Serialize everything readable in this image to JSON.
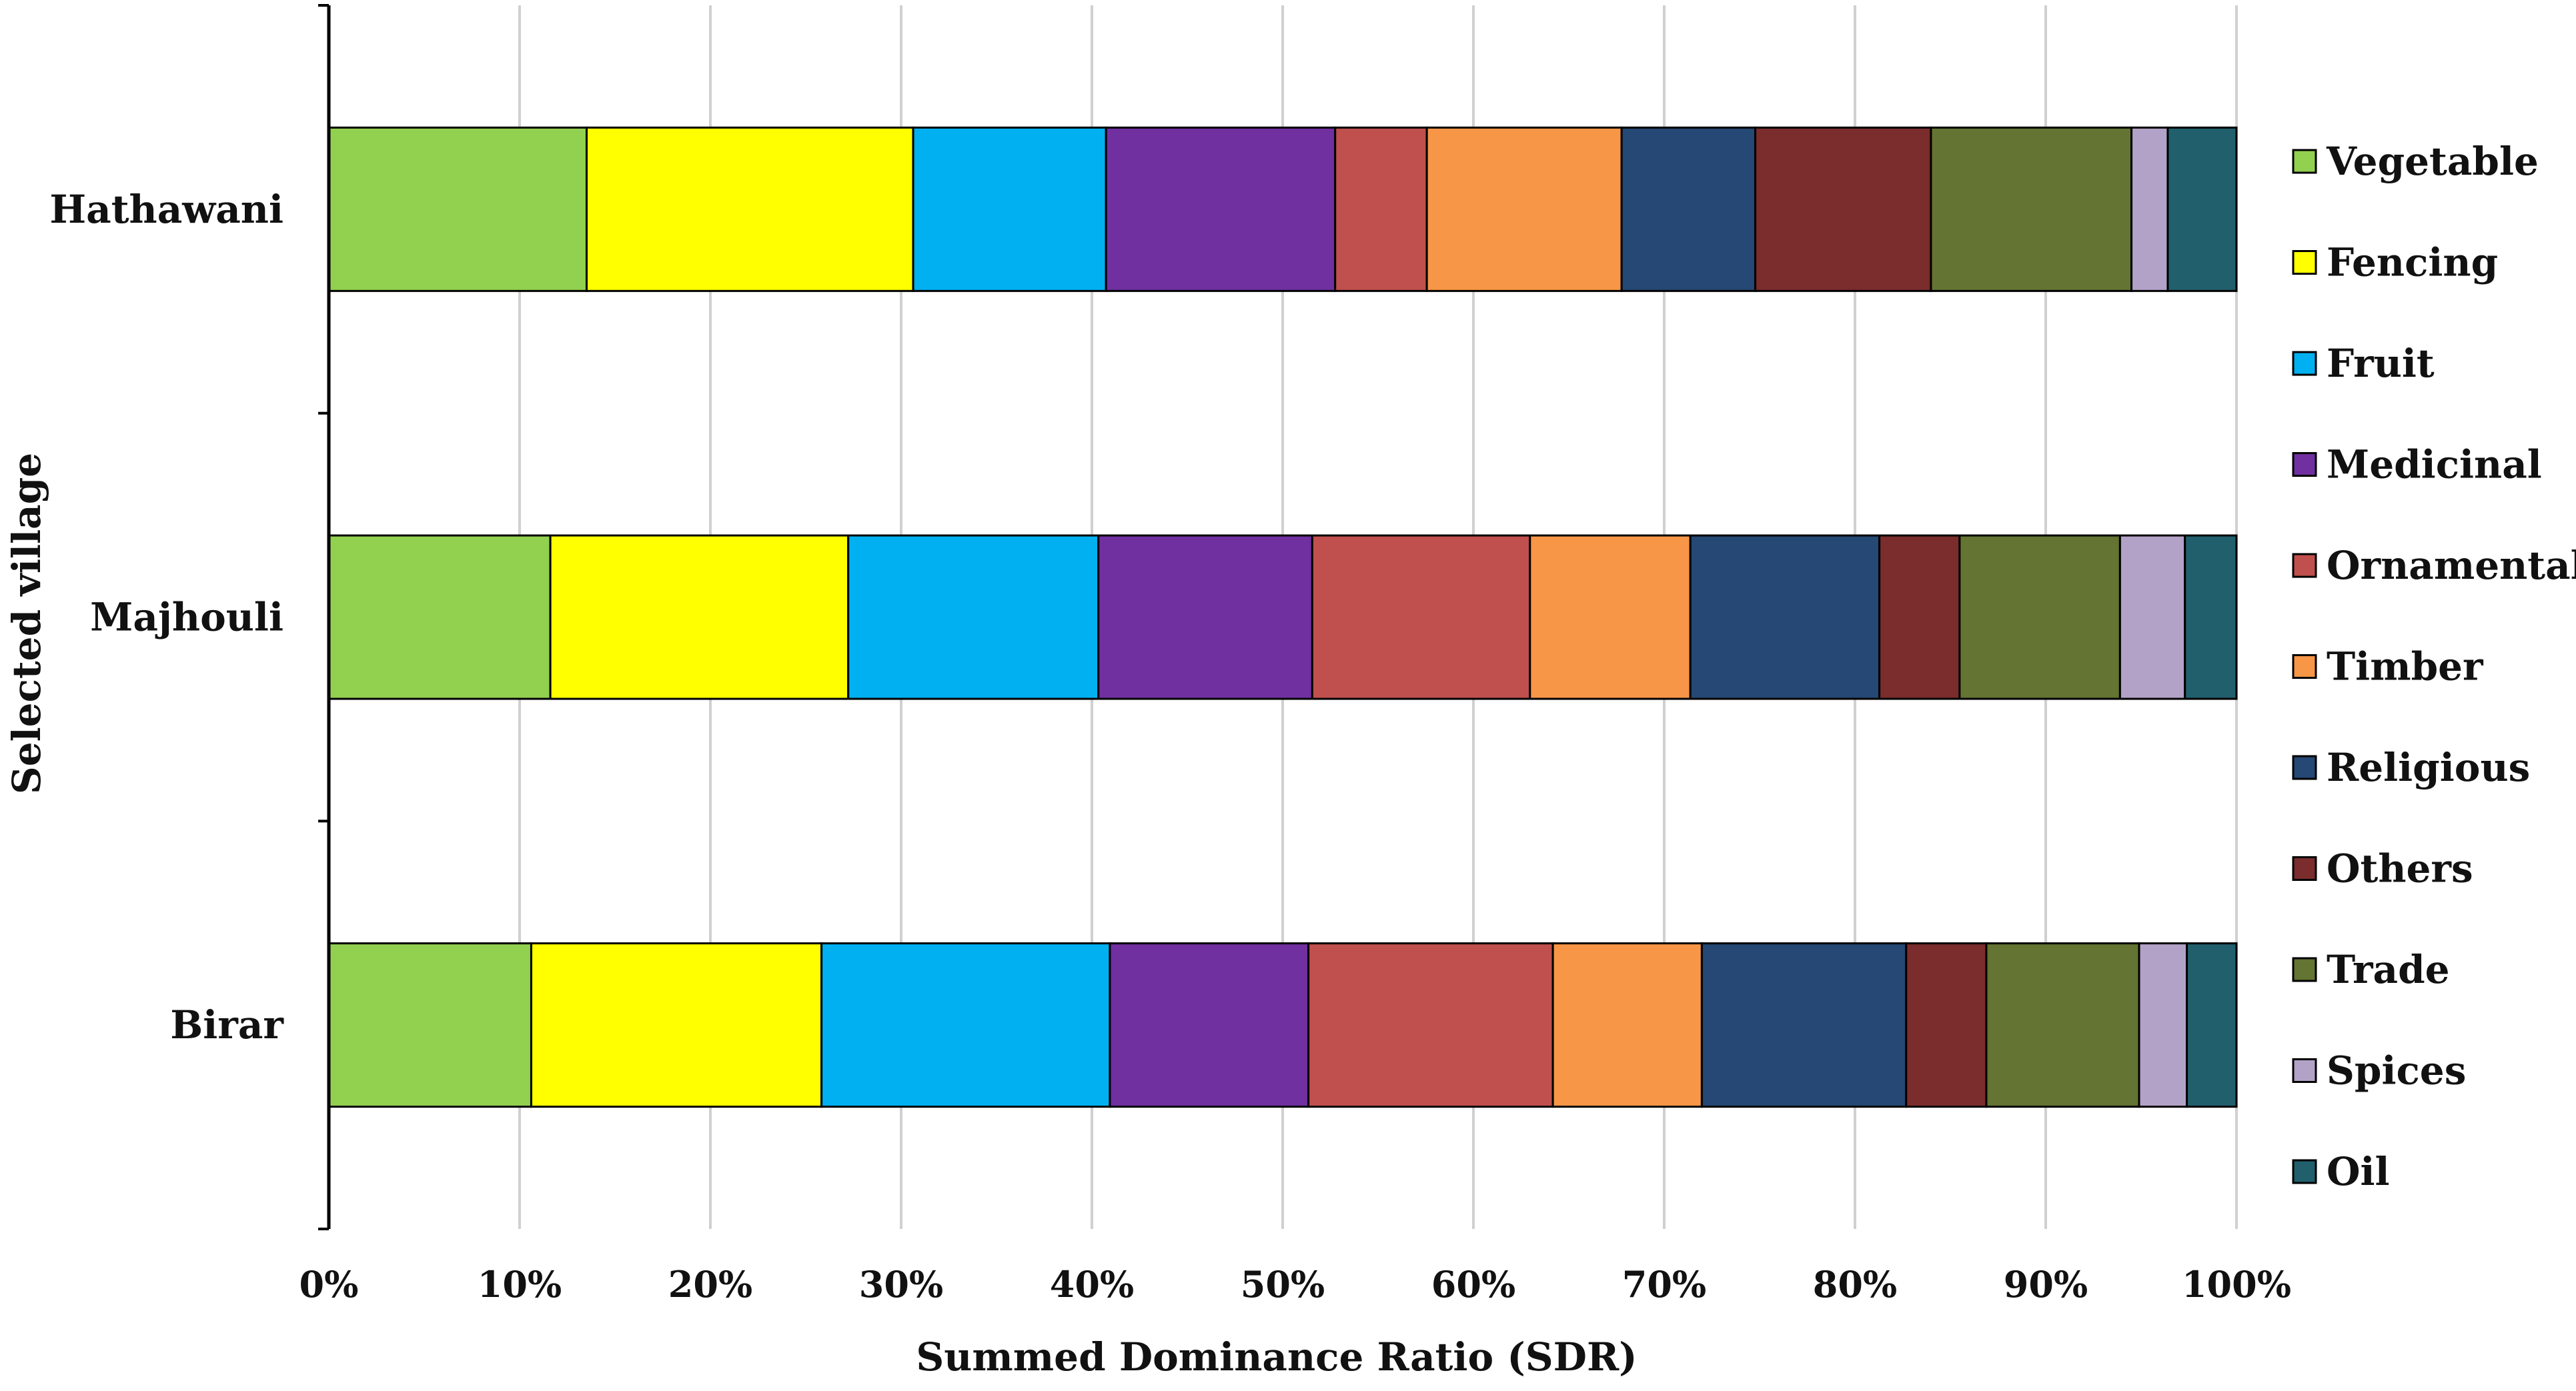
{
  "chart_data": {
    "type": "bar",
    "orientation": "horizontal",
    "stacked": "percent",
    "categories": [
      "Hathawani",
      "Majhouli",
      "Birar"
    ],
    "xlabel": "Summed Dominance Ratio (SDR)",
    "ylabel": "Selected village",
    "xlim": [
      0,
      100
    ],
    "x_ticks": [
      "0%",
      "10%",
      "20%",
      "30%",
      "40%",
      "50%",
      "60%",
      "70%",
      "80%",
      "90%",
      "100%"
    ],
    "grid": "vertical",
    "legend_position": "right",
    "series": [
      {
        "name": "Vegetable",
        "color": "#92d050",
        "values": [
          13.5,
          11.6,
          10.6
        ]
      },
      {
        "name": "Fencing",
        "color": "#ffff00",
        "values": [
          17.1,
          15.6,
          15.2
        ]
      },
      {
        "name": "Fruit",
        "color": "#00b0f0",
        "values": [
          10.1,
          13.1,
          15.1
        ]
      },
      {
        "name": "Medicinal",
        "color": "#7030a0",
        "values": [
          12.0,
          11.2,
          10.4
        ]
      },
      {
        "name": "Ornamental",
        "color": "#c0504d",
        "values": [
          4.8,
          11.4,
          12.8
        ]
      },
      {
        "name": "Timber",
        "color": "#f79646",
        "values": [
          10.2,
          8.4,
          7.8
        ]
      },
      {
        "name": "Religious",
        "color": "#254874",
        "values": [
          7.0,
          9.9,
          10.7
        ]
      },
      {
        "name": "Others",
        "color": "#7b2c2c",
        "values": [
          9.2,
          4.2,
          4.2
        ]
      },
      {
        "name": "Trade",
        "color": "#647432",
        "values": [
          10.5,
          8.4,
          8.0
        ]
      },
      {
        "name": "Spices",
        "color": "#b3a2c7",
        "values": [
          1.9,
          3.4,
          2.5
        ]
      },
      {
        "name": "Oil",
        "color": "#215f6d",
        "values": [
          3.6,
          2.7,
          2.6
        ]
      }
    ]
  }
}
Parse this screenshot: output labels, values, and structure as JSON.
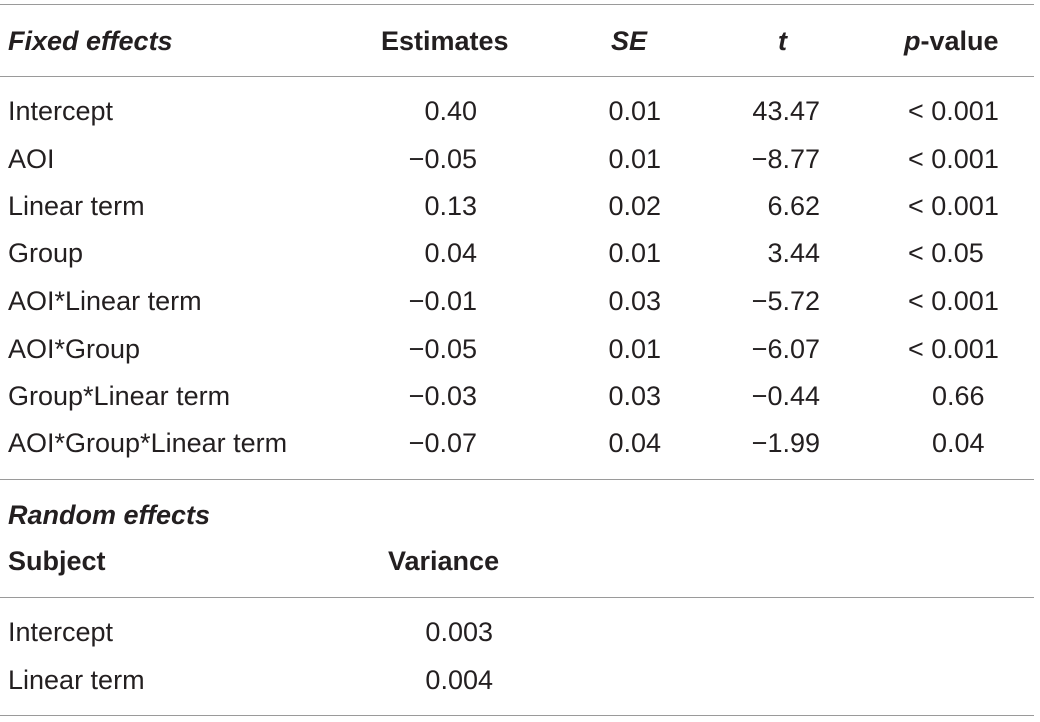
{
  "fixed_effects": {
    "header": {
      "label": "Fixed effects",
      "estimates": "Estimates",
      "se": "SE",
      "t": "t",
      "p_italic": "p",
      "p_rest": "-value"
    },
    "rows": [
      {
        "label": "Intercept",
        "estimate": "0.40",
        "se": "0.01",
        "t": "43.47",
        "p": "< 0.001"
      },
      {
        "label": "AOI",
        "estimate": "−0.05",
        "se": "0.01",
        "t": "−8.77",
        "p": "< 0.001"
      },
      {
        "label": "Linear term",
        "estimate": "0.13",
        "se": "0.02",
        "t": "6.62",
        "p": "< 0.001"
      },
      {
        "label": "Group",
        "estimate": "0.04",
        "se": "0.01",
        "t": "3.44",
        "p": "< 0.05"
      },
      {
        "label": "AOI*Linear term",
        "estimate": "−0.01",
        "se": "0.03",
        "t": "−5.72",
        "p": "< 0.001"
      },
      {
        "label": "AOI*Group",
        "estimate": "−0.05",
        "se": "0.01",
        "t": "−6.07",
        "p": "< 0.001"
      },
      {
        "label": "Group*Linear term",
        "estimate": "−0.03",
        "se": "0.03",
        "t": "−0.44",
        "p": "0.66"
      },
      {
        "label": "AOI*Group*Linear term",
        "estimate": "−0.07",
        "se": "0.04",
        "t": "−1.99",
        "p": "0.04"
      }
    ]
  },
  "random_effects": {
    "title": "Random effects",
    "header": {
      "subject": "Subject",
      "variance": "Variance"
    },
    "rows": [
      {
        "label": "Intercept",
        "variance": "0.003"
      },
      {
        "label": "Linear term",
        "variance": "0.004"
      }
    ]
  }
}
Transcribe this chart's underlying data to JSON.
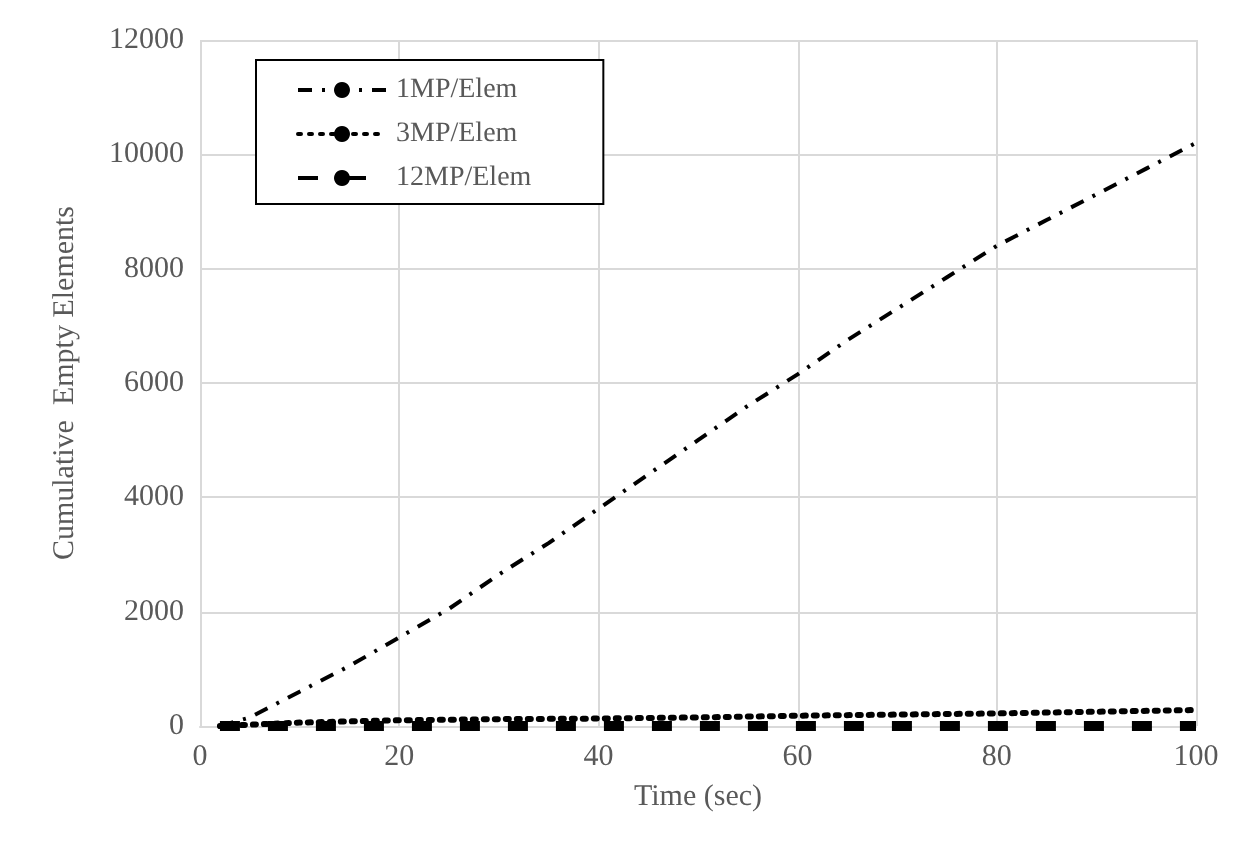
{
  "chart_data": {
    "type": "line",
    "xlabel": "Time (sec)",
    "ylabel": "Cumulative  Empty Elements",
    "xlim": [
      0,
      100
    ],
    "xticks": [
      0,
      20,
      40,
      60,
      80,
      100
    ],
    "ylim": [
      0,
      12000
    ],
    "yticks": [
      0,
      2000,
      4000,
      6000,
      8000,
      10000,
      12000
    ],
    "grid": true,
    "legend": "top left",
    "marker": "none",
    "series": [
      {
        "name": "1MP/Elem",
        "color": "#000000",
        "line_style": "dashdot",
        "x": [
          2,
          5,
          10,
          15,
          20,
          25,
          30,
          35,
          40,
          45,
          50,
          55,
          60,
          65,
          70,
          75,
          80,
          85,
          90,
          95,
          100
        ],
        "values": [
          0,
          150,
          600,
          1050,
          1550,
          2050,
          2650,
          3200,
          3800,
          4400,
          5000,
          5600,
          6150,
          6750,
          7300,
          7850,
          8400,
          8850,
          9300,
          9750,
          10200
        ]
      },
      {
        "name": "3MP/Elem",
        "color": "#000000",
        "line_style": "dotted",
        "x": [
          2,
          10,
          20,
          30,
          40,
          50,
          60,
          70,
          80,
          90,
          100
        ],
        "values": [
          0,
          60,
          100,
          120,
          130,
          150,
          180,
          200,
          220,
          250,
          280
        ]
      },
      {
        "name": "12MP/Elem",
        "color": "#000000",
        "line_style": "dashed",
        "x": [
          2,
          100
        ],
        "values": [
          0,
          0
        ]
      }
    ]
  }
}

....................

• [PROBLEM DETAILS]
Make a tally of the lines in this data that include the string "JSON", and answer with that tally alone.

• [WORKED ANSWER]
3